# EXERCISE TASK
Your task is to print every entry below exactly as given.

# GIVEN DATA
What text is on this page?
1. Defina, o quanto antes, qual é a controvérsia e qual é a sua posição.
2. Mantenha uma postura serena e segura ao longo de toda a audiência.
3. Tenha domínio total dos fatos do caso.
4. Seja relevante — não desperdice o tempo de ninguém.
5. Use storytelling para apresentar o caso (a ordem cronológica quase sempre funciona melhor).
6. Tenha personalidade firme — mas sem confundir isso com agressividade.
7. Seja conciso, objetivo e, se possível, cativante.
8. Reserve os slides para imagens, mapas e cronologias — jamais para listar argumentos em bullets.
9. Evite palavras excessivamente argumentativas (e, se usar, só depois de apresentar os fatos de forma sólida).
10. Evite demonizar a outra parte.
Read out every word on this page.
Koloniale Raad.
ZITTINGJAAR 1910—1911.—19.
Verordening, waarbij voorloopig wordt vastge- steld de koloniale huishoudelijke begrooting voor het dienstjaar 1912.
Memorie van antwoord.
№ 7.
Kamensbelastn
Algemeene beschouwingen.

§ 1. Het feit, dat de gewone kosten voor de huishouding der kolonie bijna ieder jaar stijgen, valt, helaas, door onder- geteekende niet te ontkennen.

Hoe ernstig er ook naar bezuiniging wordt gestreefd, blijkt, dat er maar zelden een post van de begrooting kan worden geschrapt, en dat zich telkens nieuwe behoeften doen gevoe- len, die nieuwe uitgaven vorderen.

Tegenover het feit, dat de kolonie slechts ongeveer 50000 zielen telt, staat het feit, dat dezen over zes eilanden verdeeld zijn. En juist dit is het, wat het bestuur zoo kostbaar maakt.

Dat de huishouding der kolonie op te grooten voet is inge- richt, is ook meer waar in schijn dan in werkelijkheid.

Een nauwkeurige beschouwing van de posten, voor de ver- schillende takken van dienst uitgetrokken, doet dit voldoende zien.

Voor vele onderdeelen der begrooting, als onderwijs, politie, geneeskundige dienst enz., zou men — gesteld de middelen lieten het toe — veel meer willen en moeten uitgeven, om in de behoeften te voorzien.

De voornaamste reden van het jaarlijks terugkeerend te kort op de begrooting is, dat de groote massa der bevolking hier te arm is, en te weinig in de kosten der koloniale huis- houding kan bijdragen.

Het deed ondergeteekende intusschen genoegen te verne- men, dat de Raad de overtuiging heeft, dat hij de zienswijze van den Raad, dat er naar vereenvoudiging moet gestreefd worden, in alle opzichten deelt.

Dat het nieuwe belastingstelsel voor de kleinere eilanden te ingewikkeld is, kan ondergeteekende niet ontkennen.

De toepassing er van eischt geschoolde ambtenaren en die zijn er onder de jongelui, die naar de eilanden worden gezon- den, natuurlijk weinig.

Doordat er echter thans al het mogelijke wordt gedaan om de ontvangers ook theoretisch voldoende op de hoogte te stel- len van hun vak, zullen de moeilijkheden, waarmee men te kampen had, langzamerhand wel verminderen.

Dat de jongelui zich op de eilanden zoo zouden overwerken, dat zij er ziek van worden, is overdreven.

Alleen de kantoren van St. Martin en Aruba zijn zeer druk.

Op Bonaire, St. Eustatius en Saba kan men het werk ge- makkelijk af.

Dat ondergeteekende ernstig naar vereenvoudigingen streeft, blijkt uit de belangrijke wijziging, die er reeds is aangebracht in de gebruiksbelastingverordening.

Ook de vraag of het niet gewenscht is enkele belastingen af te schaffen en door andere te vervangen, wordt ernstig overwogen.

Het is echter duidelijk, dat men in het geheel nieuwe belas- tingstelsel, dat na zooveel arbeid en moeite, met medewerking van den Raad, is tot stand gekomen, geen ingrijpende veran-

# TASK ANSWER
What text is on this page?
1. Defina, o quanto antes, qual é a controvérsia e qual é a sua posição.
2. Mantenha uma postura serena e segura ao longo de toda a audiência.
3. Tenha domínio total dos fatos do caso.
4. Seja relevante — não desperdice o tempo de ninguém.
5. Use storytelling para apresentar o caso (a ordem cronológica quase sempre funciona melhor).
6. Tenha personalidade firme — mas sem confundir isso com agressividade.
7. Seja conciso, objetivo e, se possível, cativante.
8. Reserve os slides para imagens, mapas e cronologias — jamais para listar argumentos em bullets.
9. Evite palavras excessivamente argumentativas (e, se usar, só depois de apresentar os fatos de forma sólida).
10. Evite demonizar a outra parte.
Read out every word on this page.
Koloniale Raad.
ZITTINGJAAR 1910—1911.—19.
Verordening, waarbij voorloopig wordt vastge- steld de koloniale huishoudelijke begrooting voor het dienstjaar 1912.
Memorie van antwoord.
№ 7.
Kamensbelastn
Algemeene beschouwingen.

§ 1. Het feit, dat de gewone kosten voor de huishouding der kolonie bijna ieder jaar stijgen, valt, helaas, door onder- geteekende niet te ontkennen.

Hoe ernstig er ook naar bezuiniging wordt gestreefd, blijkt, dat er maar zelden een post van de begrooting kan worden geschrapt, en dat zich telkens nieuwe behoeften doen gevoe- len, die nieuwe uitgaven vorderen.

Tegenover het feit, dat de kolonie slechts ongeveer 50000 zielen telt, staat het feit, dat dezen over zes eilanden verdeeld zijn. En juist dit is het, wat het bestuur zoo kostbaar maakt.

Dat de huishouding der kolonie op te grooten voet is inge- richt, is ook meer waar in schijn dan in werkelijkheid.

Een nauwkeurige beschouwing van de posten, voor de ver- schillende takken van dienst uitgetrokken, doet dit voldoende zien.

Voor vele onderdeelen der begrooting, als onderwijs, politie, geneeskundige dienst enz., zou men — gesteld de middelen lieten het toe — veel meer willen en moeten uitgeven, om in de behoeften te voorzien.

De voornaamste reden van het jaarlijks terugkeerend te kort op de begrooting is, dat de groote massa der bevolking hier te arm is, en te weinig in de kosten der koloniale huis- houding kan bijdragen.

Het deed ondergeteekende intusschen genoegen te verne- men, dat de Raad de overtuiging heeft, dat hij de zienswijze van den Raad, dat er naar vereenvoudiging moet gestreefd worden, in alle opzichten deelt.

Dat het nieuwe belastingstelsel voor de kleinere eilanden te ingewikkeld is, kan ondergeteekende niet ontkennen.

De toepassing er van eischt geschoolde ambtenaren en die zijn er onder de jongelui, die naar de eilanden worden gezon- den, natuurlijk weinig.

Doordat er echter thans al het mogelijke wordt gedaan om de ontvangers ook theoretisch voldoende op de hoogte te stel- len van hun vak, zullen de moeilijkheden, waarmee men te kampen had, langzamerhand wel verminderen.

Dat de jongelui zich op de eilanden zoo zouden overwerken, dat zij er ziek van worden, is overdreven.

Alleen de kantoren van St. Martin en Aruba zijn zeer druk.

Op Bonaire, St. Eustatius en Saba kan men het werk ge- makkelijk af.

Dat ondergeteekende ernstig naar vereenvoudigingen streeft, blijkt uit de belangrijke wijziging, die er reeds is aangebracht in de gebruiksbelastingverordening.

Ook de vraag of het niet gewenscht is enkele belastingen af te schaffen en door andere te vervangen, wordt ernstig overwogen.

Het is echter duidelijk, dat men in het geheel nieuwe belas- tingstelsel, dat na zooveel arbeid en moeite, met medewerking van den Raad, is tot stand gekomen, geen ingrijpende veran-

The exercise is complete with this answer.